== Information supplied ==

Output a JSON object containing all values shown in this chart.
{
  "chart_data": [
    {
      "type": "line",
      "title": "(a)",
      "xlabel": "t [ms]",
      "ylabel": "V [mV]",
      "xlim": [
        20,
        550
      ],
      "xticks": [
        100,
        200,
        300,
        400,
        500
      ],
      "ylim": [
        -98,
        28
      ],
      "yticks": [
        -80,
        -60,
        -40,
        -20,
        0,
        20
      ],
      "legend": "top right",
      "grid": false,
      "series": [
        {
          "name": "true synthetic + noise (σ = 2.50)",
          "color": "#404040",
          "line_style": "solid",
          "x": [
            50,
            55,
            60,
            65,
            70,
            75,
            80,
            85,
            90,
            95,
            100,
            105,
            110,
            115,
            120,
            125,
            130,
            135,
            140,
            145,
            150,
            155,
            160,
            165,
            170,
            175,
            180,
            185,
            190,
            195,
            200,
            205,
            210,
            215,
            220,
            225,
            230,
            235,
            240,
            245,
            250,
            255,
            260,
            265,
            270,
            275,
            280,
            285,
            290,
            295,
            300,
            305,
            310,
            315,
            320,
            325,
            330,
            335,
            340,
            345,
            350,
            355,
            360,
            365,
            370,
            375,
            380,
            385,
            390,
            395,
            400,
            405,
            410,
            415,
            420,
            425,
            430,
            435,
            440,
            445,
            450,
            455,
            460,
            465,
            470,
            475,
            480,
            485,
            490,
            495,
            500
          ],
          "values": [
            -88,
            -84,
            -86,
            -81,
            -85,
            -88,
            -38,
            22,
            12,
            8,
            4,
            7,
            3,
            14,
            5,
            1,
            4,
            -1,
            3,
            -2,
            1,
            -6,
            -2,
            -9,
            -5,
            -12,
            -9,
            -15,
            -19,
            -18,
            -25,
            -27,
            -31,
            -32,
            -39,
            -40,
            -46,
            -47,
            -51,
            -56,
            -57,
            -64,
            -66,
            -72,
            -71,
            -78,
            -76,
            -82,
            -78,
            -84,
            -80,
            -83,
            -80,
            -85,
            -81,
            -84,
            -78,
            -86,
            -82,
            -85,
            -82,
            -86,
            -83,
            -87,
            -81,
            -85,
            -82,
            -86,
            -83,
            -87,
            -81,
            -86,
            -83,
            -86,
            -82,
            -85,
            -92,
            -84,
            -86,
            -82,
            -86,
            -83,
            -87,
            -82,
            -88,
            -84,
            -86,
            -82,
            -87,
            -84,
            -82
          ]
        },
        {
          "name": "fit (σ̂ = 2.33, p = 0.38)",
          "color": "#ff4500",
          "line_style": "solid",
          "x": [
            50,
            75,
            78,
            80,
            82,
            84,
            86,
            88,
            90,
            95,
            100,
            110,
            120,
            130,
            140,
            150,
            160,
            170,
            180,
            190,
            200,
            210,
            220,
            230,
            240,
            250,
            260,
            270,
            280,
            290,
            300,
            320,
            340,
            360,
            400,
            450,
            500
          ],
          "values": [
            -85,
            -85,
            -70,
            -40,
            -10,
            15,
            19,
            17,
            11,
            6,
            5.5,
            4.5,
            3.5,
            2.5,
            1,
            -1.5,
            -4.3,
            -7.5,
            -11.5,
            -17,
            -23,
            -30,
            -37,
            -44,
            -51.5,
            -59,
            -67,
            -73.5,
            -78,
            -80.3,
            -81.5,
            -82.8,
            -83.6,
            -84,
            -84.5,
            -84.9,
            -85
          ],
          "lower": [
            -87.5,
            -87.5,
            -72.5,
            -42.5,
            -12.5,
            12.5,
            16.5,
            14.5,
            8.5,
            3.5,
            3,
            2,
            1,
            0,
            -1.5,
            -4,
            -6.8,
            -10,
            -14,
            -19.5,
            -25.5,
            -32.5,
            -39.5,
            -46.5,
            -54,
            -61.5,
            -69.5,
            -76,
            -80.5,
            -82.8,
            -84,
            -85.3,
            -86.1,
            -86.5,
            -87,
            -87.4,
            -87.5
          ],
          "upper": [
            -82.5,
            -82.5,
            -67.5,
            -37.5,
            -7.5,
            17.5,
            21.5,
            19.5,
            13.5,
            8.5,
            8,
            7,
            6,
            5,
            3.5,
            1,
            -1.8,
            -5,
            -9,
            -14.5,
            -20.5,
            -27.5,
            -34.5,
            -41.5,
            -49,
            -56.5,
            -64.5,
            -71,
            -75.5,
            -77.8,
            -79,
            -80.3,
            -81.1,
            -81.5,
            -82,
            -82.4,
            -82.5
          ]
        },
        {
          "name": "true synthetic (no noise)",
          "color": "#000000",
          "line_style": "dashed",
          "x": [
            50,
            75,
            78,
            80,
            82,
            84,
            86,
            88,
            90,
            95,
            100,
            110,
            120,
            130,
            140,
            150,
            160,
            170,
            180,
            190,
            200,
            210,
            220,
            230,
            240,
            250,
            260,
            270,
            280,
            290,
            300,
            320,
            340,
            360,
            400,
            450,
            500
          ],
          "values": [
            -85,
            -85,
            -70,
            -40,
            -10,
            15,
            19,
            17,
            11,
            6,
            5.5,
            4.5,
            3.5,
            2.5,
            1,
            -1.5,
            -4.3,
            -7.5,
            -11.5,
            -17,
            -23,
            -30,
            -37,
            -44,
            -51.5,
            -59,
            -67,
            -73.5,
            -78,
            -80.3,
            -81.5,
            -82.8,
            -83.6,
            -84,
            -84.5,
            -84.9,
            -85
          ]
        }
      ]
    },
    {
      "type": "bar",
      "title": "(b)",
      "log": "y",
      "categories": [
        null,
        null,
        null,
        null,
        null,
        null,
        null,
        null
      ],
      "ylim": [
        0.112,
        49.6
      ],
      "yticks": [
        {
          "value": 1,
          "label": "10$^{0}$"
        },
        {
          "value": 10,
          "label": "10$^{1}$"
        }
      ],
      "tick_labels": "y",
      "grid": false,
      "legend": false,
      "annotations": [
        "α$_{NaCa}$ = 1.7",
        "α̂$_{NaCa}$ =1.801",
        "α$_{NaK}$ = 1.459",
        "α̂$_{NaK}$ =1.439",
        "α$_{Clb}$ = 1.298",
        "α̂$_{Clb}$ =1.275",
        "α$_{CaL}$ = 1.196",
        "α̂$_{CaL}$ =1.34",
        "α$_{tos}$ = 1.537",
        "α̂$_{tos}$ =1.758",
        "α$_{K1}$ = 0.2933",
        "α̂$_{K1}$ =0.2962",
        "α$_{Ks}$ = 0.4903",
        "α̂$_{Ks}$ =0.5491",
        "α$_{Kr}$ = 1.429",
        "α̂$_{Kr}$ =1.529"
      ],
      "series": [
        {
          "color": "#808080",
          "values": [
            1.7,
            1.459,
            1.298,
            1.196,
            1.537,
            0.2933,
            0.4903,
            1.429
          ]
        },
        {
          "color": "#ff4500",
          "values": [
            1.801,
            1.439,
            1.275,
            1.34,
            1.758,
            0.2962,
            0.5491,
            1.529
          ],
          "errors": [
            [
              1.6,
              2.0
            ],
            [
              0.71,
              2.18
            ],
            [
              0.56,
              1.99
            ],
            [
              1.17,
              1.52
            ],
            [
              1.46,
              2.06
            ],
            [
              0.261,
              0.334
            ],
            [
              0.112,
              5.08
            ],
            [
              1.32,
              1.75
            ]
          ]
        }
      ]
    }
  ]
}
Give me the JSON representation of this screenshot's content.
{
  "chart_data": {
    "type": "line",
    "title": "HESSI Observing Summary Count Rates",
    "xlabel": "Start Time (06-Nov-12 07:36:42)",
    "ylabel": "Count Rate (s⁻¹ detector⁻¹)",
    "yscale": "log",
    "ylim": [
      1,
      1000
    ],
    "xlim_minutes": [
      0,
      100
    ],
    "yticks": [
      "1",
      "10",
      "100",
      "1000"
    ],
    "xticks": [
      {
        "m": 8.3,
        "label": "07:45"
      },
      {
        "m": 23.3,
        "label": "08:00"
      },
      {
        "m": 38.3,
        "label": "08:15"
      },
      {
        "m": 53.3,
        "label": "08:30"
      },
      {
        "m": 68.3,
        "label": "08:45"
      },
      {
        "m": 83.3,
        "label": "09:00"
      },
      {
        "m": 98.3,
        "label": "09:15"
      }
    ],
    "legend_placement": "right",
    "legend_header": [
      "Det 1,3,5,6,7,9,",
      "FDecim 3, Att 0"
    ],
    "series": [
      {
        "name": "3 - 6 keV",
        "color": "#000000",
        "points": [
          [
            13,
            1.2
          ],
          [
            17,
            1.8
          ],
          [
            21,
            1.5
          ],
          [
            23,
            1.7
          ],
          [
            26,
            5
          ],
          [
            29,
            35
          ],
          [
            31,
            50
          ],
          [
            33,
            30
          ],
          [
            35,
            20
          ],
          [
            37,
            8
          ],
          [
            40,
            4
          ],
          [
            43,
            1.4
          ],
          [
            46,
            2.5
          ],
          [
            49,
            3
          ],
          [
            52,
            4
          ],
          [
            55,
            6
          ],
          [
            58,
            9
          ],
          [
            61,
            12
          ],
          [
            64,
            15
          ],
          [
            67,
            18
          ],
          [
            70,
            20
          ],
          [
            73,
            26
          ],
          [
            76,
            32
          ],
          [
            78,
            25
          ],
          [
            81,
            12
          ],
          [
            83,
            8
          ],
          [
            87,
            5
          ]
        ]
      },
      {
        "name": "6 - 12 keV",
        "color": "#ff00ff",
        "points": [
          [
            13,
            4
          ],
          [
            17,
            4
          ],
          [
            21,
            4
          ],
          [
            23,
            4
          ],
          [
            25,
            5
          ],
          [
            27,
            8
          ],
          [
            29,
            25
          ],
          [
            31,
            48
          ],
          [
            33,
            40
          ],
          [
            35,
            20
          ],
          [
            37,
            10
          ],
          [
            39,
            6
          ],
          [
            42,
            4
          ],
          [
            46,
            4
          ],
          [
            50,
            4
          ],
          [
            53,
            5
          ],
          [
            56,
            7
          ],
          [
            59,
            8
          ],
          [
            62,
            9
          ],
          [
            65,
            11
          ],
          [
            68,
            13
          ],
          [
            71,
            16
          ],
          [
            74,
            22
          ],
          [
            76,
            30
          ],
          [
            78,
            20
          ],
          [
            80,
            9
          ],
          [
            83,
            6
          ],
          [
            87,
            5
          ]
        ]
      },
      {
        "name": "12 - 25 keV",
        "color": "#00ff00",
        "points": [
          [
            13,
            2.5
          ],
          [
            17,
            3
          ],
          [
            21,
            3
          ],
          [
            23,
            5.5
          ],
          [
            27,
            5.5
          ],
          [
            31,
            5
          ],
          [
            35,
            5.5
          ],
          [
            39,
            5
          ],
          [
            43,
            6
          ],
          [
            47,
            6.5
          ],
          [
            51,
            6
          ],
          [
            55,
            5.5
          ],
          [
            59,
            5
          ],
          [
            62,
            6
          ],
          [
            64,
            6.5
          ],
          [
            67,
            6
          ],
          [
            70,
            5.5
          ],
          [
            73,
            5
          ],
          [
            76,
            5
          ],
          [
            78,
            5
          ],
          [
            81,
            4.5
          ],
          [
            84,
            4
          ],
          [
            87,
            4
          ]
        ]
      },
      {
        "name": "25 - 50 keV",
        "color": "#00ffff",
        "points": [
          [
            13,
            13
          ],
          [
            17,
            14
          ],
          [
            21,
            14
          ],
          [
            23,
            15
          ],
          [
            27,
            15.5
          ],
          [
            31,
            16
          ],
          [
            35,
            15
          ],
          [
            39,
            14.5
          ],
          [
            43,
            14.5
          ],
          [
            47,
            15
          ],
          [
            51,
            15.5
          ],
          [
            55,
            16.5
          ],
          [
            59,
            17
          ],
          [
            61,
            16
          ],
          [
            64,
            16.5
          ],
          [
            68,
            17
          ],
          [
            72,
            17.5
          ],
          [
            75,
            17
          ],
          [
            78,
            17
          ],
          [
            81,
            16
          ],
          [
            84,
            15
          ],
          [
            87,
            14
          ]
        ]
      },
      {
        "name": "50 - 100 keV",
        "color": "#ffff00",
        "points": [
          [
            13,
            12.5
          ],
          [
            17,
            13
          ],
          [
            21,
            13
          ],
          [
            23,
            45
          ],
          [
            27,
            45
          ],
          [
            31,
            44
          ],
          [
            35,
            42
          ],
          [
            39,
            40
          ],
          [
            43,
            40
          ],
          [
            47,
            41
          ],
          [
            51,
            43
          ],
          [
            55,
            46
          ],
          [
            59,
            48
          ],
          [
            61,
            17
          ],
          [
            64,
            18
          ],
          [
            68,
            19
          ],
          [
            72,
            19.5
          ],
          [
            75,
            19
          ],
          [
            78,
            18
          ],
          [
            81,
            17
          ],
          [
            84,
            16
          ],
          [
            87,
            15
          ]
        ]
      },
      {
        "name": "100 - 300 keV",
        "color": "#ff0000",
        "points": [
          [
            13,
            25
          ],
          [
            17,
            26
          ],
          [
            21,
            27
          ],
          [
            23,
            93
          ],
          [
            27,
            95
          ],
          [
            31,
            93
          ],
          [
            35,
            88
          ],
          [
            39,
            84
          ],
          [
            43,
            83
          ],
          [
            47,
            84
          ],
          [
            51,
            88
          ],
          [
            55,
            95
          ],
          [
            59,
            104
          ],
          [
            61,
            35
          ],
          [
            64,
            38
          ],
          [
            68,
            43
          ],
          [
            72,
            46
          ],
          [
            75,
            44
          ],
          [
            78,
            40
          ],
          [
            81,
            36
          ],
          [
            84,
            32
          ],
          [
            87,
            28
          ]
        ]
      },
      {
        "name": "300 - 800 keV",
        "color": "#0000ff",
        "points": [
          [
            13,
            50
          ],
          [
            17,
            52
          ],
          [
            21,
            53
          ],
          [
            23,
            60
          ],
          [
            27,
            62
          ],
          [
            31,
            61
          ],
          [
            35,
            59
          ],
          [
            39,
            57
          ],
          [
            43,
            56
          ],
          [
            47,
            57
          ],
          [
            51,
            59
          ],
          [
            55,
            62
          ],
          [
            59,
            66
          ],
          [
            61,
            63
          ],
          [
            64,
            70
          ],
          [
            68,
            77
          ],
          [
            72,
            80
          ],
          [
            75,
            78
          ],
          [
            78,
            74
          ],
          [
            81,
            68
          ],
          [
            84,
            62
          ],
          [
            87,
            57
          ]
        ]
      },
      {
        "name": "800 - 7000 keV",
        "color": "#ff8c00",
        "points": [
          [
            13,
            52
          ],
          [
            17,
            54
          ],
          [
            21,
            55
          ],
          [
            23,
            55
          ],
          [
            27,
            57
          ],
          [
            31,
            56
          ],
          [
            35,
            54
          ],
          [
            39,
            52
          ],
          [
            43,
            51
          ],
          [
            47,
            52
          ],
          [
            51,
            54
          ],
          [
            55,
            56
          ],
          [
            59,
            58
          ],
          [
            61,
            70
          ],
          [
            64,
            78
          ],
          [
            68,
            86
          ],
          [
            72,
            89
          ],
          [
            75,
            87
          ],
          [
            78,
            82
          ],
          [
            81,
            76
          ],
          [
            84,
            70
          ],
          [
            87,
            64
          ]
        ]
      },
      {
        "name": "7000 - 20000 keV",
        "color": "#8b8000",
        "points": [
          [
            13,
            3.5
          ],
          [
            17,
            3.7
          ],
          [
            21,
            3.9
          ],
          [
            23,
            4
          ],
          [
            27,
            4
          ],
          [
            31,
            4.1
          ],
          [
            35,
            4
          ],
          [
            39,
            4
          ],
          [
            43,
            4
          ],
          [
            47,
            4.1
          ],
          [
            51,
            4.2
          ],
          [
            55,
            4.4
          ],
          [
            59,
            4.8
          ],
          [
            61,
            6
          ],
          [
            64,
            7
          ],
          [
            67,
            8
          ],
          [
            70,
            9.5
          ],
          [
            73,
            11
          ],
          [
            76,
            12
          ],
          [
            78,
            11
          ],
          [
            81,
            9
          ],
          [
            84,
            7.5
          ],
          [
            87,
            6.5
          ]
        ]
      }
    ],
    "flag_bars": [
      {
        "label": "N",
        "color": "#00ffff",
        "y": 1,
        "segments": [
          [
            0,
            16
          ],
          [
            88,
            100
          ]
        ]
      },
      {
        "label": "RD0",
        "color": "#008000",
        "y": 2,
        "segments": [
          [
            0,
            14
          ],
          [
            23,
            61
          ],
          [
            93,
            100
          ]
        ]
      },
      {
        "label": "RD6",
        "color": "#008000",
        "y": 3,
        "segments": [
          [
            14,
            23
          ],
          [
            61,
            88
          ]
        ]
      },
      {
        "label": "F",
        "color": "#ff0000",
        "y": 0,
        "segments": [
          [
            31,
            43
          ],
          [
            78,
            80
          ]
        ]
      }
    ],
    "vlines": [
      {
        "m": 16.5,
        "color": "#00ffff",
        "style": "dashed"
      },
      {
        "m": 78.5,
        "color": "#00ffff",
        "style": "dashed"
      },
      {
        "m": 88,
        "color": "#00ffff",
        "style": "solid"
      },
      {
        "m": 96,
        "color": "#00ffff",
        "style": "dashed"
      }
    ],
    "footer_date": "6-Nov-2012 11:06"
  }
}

===

What the task asks: Show the lines from the data above that contain the string "synthetic".

The solution:
          "name": "true synthetic + noise (σ = 2.50)",
          "name": "true synthetic (no noise)",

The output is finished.